* [Given instruction]:
Reproduce the lines below verbatim, starting at the first line and ending at the line that contains "- photo-caption: 第", with both of those lines included.

**** Supplied information ****

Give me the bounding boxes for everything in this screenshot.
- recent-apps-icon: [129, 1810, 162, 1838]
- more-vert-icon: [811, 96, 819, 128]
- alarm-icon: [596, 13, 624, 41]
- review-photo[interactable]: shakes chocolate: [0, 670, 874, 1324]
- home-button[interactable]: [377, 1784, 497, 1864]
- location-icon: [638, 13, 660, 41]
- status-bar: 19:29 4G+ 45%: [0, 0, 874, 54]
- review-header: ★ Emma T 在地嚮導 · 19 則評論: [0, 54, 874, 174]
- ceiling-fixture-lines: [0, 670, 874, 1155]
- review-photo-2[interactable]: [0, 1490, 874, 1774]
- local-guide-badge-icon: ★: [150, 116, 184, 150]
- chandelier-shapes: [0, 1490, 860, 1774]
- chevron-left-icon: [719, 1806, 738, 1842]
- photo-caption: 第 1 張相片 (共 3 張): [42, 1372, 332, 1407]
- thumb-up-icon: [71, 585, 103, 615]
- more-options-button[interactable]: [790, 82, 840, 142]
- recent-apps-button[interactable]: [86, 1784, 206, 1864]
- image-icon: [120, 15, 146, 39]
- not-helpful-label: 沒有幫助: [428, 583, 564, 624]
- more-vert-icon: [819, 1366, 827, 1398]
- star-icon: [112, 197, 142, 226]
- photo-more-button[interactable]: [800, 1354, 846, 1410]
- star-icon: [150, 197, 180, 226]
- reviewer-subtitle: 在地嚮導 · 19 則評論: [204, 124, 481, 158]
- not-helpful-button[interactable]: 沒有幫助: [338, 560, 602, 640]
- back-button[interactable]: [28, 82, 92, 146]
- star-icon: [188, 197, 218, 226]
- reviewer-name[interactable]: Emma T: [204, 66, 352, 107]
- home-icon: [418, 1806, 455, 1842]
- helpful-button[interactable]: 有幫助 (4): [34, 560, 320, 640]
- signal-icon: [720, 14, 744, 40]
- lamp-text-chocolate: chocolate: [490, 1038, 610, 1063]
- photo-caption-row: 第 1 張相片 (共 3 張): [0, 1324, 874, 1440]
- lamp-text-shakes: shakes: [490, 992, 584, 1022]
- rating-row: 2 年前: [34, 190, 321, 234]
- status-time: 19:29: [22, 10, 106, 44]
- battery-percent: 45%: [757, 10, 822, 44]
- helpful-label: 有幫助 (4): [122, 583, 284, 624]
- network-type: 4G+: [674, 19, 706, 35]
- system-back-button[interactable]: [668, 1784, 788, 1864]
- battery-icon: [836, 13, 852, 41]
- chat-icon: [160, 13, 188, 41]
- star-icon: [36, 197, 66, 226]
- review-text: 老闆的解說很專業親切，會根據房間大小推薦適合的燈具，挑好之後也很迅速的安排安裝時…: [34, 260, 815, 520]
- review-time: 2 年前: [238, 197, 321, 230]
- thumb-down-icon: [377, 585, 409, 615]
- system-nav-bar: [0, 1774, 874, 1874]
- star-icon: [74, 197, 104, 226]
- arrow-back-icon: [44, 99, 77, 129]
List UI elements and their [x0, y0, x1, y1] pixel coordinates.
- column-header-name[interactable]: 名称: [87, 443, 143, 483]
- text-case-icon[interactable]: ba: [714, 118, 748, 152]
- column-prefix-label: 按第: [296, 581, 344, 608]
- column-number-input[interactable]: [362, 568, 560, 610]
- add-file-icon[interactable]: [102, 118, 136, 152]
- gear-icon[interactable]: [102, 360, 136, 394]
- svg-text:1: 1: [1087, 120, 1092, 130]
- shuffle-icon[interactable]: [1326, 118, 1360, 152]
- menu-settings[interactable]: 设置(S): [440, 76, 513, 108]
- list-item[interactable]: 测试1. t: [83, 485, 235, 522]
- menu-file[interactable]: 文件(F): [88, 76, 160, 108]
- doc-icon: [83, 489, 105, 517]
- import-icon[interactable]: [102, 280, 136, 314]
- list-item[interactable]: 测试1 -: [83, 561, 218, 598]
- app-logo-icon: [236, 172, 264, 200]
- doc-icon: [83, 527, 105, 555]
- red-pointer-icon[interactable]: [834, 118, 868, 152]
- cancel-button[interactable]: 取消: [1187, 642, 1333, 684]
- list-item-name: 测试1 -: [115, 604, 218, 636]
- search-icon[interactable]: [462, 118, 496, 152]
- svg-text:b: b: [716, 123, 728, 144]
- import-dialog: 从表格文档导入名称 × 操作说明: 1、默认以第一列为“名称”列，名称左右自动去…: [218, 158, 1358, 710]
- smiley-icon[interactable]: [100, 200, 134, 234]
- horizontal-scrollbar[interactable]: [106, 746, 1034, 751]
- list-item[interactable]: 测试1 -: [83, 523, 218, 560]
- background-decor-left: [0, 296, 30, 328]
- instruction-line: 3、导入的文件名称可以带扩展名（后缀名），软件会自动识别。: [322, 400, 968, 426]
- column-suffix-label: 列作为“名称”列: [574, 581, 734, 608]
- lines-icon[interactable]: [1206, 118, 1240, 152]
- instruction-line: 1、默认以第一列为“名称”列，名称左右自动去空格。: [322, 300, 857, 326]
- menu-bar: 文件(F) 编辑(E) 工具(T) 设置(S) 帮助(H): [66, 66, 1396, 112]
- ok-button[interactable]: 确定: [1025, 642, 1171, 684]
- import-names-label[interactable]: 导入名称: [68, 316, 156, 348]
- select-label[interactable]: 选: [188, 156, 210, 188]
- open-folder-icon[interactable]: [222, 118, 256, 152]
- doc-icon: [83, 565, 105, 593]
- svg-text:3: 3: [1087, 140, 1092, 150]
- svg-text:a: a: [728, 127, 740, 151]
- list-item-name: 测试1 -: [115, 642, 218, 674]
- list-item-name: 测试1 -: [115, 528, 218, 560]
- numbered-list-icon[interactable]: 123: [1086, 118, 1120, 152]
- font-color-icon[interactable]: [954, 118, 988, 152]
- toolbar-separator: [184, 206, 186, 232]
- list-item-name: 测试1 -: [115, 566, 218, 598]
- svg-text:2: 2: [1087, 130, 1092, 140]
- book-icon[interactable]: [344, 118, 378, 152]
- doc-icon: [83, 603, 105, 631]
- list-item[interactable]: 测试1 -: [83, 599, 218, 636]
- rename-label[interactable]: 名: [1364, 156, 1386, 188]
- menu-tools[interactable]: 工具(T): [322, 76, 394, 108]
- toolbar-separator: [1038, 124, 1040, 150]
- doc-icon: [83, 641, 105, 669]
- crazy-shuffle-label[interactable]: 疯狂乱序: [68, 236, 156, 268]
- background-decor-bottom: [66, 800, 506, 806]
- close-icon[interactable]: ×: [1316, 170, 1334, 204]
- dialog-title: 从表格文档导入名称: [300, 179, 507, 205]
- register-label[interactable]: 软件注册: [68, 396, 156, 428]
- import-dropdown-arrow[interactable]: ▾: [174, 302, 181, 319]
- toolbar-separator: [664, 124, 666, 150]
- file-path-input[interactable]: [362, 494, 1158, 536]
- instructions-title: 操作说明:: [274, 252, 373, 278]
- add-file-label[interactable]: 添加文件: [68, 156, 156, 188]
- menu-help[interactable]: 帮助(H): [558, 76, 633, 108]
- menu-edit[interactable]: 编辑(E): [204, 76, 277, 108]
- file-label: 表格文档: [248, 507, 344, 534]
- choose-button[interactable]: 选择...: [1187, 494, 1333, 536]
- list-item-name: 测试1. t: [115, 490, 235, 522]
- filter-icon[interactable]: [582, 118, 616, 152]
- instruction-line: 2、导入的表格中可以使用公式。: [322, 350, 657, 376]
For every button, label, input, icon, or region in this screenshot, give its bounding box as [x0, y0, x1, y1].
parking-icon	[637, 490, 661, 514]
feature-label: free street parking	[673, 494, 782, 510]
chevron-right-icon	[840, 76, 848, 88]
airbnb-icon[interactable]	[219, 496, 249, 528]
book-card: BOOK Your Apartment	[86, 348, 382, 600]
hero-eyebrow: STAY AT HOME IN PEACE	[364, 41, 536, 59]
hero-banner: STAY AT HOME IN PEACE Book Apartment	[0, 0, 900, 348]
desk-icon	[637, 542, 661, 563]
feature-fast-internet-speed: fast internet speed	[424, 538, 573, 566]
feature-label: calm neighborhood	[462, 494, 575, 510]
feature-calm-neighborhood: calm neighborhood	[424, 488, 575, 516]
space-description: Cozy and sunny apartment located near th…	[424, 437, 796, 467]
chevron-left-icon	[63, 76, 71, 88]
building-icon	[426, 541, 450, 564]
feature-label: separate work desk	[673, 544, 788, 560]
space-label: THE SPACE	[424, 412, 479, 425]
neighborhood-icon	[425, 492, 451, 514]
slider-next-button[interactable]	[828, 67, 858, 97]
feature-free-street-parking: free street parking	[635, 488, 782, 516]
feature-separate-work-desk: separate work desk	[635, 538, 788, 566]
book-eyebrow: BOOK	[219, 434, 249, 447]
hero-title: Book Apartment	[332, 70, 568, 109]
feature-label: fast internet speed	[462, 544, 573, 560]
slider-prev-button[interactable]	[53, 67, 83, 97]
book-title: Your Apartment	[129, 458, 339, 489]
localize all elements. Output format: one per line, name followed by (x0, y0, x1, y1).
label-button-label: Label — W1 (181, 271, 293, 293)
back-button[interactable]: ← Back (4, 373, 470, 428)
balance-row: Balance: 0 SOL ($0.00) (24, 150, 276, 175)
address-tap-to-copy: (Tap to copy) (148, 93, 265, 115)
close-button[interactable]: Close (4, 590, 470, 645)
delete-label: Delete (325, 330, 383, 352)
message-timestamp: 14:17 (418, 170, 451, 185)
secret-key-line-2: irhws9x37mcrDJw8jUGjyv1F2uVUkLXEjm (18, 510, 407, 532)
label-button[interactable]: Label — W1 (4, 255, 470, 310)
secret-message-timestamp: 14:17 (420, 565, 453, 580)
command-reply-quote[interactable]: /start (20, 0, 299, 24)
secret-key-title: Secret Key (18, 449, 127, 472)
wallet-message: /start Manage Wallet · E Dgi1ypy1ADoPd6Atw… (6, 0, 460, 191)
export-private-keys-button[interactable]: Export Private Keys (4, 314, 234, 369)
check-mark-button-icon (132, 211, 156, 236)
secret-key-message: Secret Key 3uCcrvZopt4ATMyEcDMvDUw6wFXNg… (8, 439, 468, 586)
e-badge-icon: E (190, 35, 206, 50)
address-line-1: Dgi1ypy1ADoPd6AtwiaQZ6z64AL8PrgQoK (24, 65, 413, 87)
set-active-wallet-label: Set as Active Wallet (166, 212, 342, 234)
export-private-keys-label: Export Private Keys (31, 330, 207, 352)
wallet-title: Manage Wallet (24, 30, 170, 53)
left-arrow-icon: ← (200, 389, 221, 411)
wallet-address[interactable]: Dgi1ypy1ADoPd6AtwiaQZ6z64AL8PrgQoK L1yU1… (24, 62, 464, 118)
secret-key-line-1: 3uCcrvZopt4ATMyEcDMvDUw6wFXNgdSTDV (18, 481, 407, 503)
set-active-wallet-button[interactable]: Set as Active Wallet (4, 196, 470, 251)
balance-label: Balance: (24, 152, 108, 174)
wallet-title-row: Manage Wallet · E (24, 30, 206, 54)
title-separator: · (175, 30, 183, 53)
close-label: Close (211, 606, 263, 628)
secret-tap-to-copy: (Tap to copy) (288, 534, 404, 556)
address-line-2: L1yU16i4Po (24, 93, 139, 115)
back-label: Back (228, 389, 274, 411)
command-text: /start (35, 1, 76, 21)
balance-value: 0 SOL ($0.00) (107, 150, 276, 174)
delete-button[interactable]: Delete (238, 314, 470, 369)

****

* [Solution for this exercise]:
Give me the bounding boxes for everything in this screenshot.
- recent-apps-icon: [129, 1810, 162, 1838]
- more-vert-icon: [811, 96, 819, 128]
- alarm-icon: [596, 13, 624, 41]
- review-photo[interactable]: shakes chocolate: [0, 670, 874, 1324]
- home-button[interactable]: [377, 1784, 497, 1864]
- location-icon: [638, 13, 660, 41]
- status-bar: 19:29 4G+ 45%: [0, 0, 874, 54]
- review-header: ★ Emma T 在地嚮導 · 19 則評論: [0, 54, 874, 174]
- ceiling-fixture-lines: [0, 670, 874, 1155]
- review-photo-2[interactable]: [0, 1490, 874, 1774]
- local-guide-badge-icon: ★: [150, 116, 184, 150]
- chandelier-shapes: [0, 1490, 860, 1774]
- chevron-left-icon: [719, 1806, 738, 1842]
- photo-caption: 第 1 張相片 (共 3 張): [42, 1372, 332, 1407]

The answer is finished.